**** DATA SECTION ****

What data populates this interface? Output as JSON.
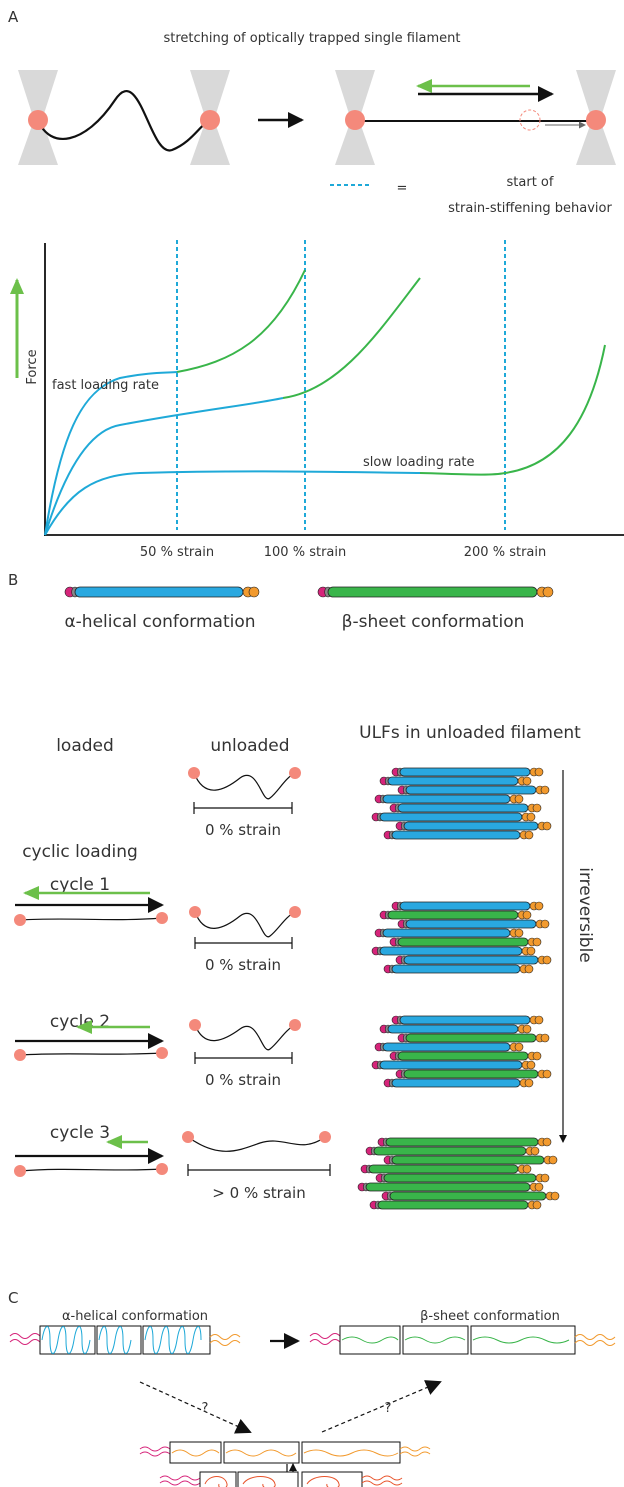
{
  "panel_a": {
    "label": "A",
    "title": "stretching of optically trapped single filament",
    "legend_equals": "=",
    "legend_text_1": "start of",
    "legend_text_2": "strain-stiffening behavior",
    "y_axis_label": "Force",
    "curve_labels": [
      "fast loading rate",
      "slow loading rate"
    ],
    "x_labels": [
      "50 % strain",
      "100 % strain",
      "200 % strain"
    ]
  },
  "panel_b": {
    "label": "B",
    "conformations": [
      "α-helical conformation",
      "β-sheet conformation"
    ],
    "col_headers": [
      "loaded",
      "unloaded",
      "ULFs in unloaded filament"
    ],
    "cyclic_loading": "cyclic loading",
    "cycles": [
      "cycle 1",
      "cycle 2",
      "cycle 3"
    ],
    "strain_labels": [
      "0 % strain",
      "0 % strain",
      "0 % strain",
      "> 0 % strain"
    ],
    "irreversible": "irreversible"
  },
  "panel_c": {
    "label": "C",
    "conformations": [
      "α-helical conformation",
      "β-sheet conformation"
    ],
    "questions": [
      "?",
      "?"
    ]
  }
}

****

[TASK TO COMPLETE] In the copy, include no pictures; restate the listing above exactly.

[ANSWER BELOW]
What data populates this interface? Output as JSON.
{
  "panel_a": {
    "label": "A",
    "title": "stretching of optically trapped single filament",
    "legend_equals": "=",
    "legend_text_1": "start of",
    "legend_text_2": "strain-stiffening behavior",
    "y_axis_label": "Force",
    "curve_labels": [
      "fast loading rate",
      "slow loading rate"
    ],
    "x_labels": [
      "50 % strain",
      "100 % strain",
      "200 % strain"
    ]
  },
  "panel_b": {
    "label": "B",
    "conformations": [
      "α-helical conformation",
      "β-sheet conformation"
    ],
    "col_headers": [
      "loaded",
      "unloaded",
      "ULFs in unloaded filament"
    ],
    "cyclic_loading": "cyclic loading",
    "cycles": [
      "cycle 1",
      "cycle 2",
      "cycle 3"
    ],
    "strain_labels": [
      "0 % strain",
      "0 % strain",
      "0 % strain",
      "> 0 % strain"
    ],
    "irreversible": "irreversible"
  },
  "panel_c": {
    "label": "C",
    "conformations": [
      "α-helical conformation",
      "β-sheet conformation"
    ],
    "questions": [
      "?",
      "?"
    ]
  }
}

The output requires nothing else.